| PROVIDED INFORMATION |

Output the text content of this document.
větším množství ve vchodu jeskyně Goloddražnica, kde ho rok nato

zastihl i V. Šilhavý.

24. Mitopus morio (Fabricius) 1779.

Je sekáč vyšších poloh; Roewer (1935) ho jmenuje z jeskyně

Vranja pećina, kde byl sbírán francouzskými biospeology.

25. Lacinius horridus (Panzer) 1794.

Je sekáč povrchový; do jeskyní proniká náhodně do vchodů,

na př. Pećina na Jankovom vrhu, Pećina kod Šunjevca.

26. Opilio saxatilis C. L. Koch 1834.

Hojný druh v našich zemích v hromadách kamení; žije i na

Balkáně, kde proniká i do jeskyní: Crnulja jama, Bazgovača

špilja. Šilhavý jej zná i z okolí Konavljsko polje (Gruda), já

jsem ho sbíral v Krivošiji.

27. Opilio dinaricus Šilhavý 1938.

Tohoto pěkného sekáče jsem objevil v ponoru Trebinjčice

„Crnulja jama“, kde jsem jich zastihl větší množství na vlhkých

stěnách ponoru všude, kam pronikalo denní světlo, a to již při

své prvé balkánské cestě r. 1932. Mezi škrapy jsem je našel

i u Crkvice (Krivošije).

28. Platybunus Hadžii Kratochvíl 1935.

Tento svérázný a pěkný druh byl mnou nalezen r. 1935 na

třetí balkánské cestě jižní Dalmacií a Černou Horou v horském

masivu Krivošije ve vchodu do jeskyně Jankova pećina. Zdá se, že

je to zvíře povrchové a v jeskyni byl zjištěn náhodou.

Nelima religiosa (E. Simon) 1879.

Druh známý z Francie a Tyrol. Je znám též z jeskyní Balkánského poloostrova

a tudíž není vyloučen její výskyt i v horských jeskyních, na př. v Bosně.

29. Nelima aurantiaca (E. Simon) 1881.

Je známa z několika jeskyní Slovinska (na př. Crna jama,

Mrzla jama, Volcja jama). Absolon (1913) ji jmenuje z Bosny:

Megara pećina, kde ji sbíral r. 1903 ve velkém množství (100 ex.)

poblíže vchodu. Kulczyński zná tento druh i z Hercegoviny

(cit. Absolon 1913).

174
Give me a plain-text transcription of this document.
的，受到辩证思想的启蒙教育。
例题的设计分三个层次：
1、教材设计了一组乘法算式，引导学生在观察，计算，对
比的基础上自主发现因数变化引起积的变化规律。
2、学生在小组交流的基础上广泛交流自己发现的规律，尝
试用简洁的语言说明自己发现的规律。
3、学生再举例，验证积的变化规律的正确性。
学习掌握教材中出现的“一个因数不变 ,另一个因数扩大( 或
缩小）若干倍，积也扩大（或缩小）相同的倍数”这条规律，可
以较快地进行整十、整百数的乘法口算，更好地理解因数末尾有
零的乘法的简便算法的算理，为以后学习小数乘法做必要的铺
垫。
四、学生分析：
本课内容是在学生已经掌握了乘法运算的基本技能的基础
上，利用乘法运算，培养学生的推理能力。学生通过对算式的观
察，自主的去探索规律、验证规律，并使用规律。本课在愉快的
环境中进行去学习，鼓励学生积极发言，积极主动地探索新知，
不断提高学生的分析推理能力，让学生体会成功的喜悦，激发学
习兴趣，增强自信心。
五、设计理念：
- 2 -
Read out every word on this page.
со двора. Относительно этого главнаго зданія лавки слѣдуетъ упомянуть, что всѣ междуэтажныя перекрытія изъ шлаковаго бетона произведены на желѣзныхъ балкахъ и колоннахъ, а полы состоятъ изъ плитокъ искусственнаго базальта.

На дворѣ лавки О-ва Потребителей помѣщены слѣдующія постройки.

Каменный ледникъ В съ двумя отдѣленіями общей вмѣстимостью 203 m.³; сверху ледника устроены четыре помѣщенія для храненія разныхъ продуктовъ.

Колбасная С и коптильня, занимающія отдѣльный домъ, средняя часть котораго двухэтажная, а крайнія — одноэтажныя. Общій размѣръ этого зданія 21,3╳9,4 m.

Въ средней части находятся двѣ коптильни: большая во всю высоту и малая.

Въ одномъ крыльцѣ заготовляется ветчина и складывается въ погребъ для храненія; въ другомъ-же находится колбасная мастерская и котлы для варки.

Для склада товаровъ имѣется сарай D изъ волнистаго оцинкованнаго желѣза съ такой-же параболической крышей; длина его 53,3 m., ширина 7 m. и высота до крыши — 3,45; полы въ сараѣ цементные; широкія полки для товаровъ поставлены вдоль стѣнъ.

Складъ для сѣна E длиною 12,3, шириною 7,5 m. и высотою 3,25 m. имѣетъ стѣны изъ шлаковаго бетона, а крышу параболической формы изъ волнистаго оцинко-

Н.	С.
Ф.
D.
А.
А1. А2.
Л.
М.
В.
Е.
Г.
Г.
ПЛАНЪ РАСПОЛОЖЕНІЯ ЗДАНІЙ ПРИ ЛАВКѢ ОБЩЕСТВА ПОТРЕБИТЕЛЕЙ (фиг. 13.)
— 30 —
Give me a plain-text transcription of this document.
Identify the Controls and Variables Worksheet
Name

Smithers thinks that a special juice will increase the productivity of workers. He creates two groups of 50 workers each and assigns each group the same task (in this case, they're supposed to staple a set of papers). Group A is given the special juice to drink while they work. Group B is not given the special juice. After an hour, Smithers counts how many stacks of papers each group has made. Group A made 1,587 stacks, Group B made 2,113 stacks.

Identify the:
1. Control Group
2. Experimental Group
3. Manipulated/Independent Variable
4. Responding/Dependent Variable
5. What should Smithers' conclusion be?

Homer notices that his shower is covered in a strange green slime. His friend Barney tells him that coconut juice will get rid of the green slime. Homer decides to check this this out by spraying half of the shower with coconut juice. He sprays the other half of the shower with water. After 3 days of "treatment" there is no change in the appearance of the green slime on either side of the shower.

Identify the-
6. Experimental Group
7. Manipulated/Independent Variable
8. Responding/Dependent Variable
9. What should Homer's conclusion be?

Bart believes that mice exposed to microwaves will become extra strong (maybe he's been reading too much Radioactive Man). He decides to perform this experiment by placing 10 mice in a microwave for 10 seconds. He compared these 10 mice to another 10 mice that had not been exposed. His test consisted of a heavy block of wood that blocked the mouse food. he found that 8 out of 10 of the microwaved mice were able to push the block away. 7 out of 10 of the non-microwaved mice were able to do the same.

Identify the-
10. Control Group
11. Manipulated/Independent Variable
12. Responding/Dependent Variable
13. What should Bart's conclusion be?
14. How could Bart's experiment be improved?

| EXERCISE DIRECTIONS |
Among the records above, find each line holding the string "same" and pull it out.

| SOLUTION FOR THIS EXERCISE |
Smithers thinks that a special juice will increase the productivity of workers. He creates two groups of 50 workers each and assigns each group the same task (in this case, they're supposed to staple a set of papers). Group A is given the special juice to drink while they work. Group B is not given the special juice. After an hour, Smithers counts how many stacks of papers each group has made. Group A made 1,587 stacks, Group B made 2,113 stacks.
Bart believes that mice exposed to microwaves will become extra strong (maybe he's been reading too much Radioactive Man). He decides to perform this experiment by placing 10 mice in a microwave for 10 seconds. He compared these 10 mice to another 10 mice that had not been exposed. His test consisted of a heavy block of wood that blocked the mouse food. he found that 8 out of 10 of the microwaved mice were able to push the block away. 7 out of 10 of the non-microwaved mice were able to do the same.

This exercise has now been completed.